> [Short exercise]:
List the lines of this listing that hold the word "Internal".
[begin Recorded data]
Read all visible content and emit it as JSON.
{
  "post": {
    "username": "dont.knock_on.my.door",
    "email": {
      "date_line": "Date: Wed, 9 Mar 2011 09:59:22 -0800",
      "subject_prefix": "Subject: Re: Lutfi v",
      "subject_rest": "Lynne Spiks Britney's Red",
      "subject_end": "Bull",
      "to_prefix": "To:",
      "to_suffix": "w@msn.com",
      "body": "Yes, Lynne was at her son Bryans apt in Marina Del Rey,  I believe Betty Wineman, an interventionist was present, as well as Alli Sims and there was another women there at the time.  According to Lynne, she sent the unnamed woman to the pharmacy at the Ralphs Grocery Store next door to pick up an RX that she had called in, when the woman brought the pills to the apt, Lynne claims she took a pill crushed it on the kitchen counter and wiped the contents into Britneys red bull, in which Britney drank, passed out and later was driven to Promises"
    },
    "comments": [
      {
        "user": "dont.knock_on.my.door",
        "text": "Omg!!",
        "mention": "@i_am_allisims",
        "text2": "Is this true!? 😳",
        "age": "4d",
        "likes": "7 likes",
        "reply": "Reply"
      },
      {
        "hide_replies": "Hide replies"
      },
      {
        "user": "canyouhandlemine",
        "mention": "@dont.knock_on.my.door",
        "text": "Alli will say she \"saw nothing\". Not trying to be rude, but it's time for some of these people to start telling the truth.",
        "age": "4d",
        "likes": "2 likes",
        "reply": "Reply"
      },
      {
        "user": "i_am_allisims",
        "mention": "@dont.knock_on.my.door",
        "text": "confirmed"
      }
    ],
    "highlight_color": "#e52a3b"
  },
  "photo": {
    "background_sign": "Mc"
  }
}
[end Recorded data]
[begin Recorded data]
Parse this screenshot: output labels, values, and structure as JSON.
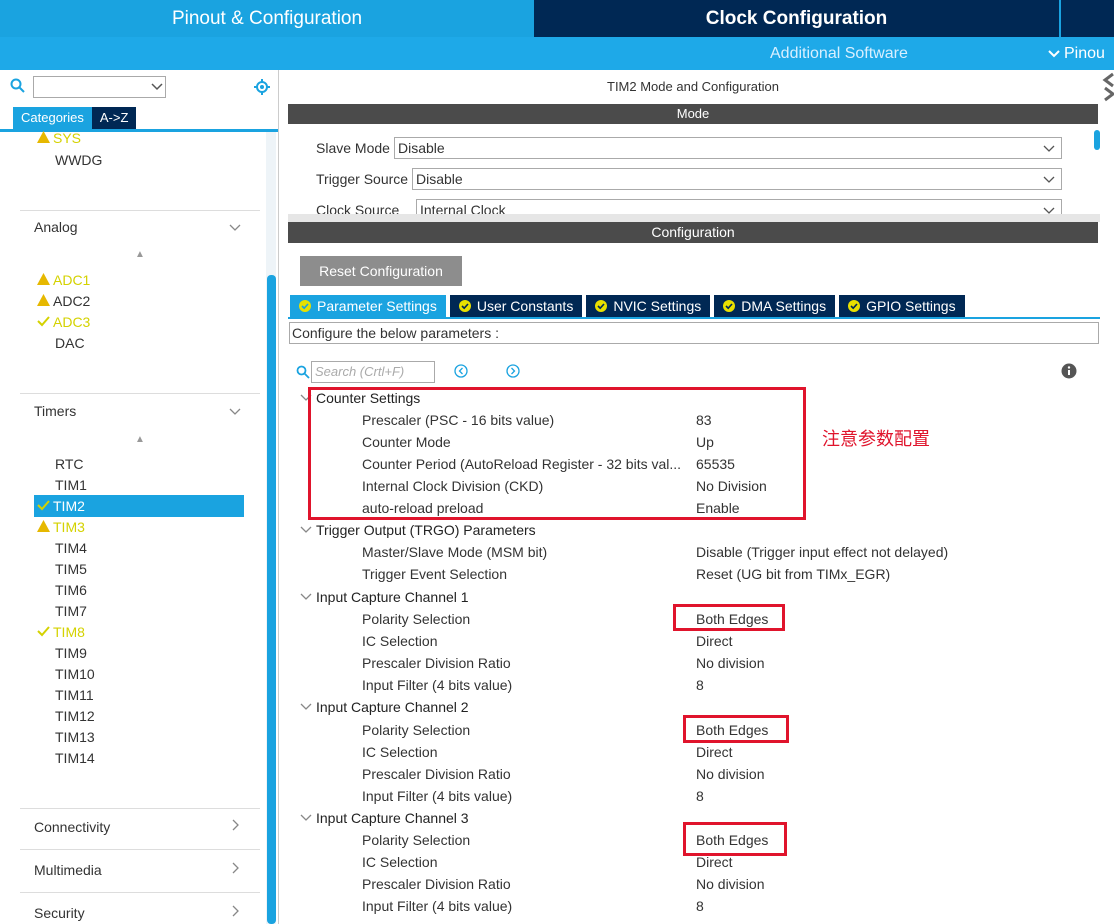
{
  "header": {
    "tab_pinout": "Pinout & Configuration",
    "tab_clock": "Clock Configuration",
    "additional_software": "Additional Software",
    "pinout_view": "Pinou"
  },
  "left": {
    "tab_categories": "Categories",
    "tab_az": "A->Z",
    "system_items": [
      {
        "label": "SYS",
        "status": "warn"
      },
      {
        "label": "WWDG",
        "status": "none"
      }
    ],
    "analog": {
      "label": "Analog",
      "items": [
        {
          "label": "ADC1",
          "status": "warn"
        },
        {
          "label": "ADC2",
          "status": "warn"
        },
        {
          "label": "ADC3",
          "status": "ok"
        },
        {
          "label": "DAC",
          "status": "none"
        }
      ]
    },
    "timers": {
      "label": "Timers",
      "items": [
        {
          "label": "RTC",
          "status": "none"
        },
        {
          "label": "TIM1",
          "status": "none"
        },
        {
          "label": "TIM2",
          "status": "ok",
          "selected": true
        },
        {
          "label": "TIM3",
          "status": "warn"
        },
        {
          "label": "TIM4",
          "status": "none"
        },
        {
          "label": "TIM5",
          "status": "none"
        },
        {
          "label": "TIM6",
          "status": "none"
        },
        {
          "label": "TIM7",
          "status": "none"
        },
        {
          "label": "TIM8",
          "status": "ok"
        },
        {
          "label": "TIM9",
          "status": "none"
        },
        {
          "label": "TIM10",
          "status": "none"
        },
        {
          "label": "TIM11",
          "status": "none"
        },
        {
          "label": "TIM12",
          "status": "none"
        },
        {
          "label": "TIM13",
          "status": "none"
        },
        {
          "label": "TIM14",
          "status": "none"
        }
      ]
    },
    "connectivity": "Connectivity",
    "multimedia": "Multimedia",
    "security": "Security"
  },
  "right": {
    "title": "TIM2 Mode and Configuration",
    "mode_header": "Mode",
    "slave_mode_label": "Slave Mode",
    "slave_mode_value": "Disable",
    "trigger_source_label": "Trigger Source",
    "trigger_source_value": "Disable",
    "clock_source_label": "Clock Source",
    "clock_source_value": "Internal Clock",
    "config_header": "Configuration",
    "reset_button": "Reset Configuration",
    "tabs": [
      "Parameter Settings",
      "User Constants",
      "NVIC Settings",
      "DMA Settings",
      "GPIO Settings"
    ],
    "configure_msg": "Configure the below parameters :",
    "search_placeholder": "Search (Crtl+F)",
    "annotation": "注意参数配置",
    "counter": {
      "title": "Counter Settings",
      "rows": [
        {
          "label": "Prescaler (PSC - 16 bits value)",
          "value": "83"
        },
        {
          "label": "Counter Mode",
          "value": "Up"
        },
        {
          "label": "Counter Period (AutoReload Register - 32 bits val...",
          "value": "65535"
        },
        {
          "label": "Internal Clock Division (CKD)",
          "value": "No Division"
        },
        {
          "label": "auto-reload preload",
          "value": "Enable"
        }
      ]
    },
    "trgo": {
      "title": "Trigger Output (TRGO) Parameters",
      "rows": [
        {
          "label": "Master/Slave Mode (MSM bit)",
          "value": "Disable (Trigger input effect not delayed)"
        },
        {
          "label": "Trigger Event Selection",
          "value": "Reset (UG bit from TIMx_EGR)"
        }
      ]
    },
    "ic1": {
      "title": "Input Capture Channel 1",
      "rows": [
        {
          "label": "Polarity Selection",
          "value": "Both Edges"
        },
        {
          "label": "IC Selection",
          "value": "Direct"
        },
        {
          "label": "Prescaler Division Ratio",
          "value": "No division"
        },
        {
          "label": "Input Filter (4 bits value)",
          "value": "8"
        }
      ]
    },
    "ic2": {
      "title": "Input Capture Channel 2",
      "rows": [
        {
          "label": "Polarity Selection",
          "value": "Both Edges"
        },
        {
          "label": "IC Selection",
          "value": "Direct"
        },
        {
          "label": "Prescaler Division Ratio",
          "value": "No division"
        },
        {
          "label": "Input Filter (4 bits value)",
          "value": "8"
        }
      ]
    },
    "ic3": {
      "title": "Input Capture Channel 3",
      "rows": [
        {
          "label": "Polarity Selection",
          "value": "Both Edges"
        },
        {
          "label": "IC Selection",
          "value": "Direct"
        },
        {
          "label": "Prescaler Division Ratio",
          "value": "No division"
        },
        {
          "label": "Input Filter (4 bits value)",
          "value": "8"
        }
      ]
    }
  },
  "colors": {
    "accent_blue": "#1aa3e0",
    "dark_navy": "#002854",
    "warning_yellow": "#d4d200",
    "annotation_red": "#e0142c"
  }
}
[end Recorded data]
> [Full output]:
    "clock_source_value": "Internal Clock",
          "label": "Internal Clock Division (CKD)",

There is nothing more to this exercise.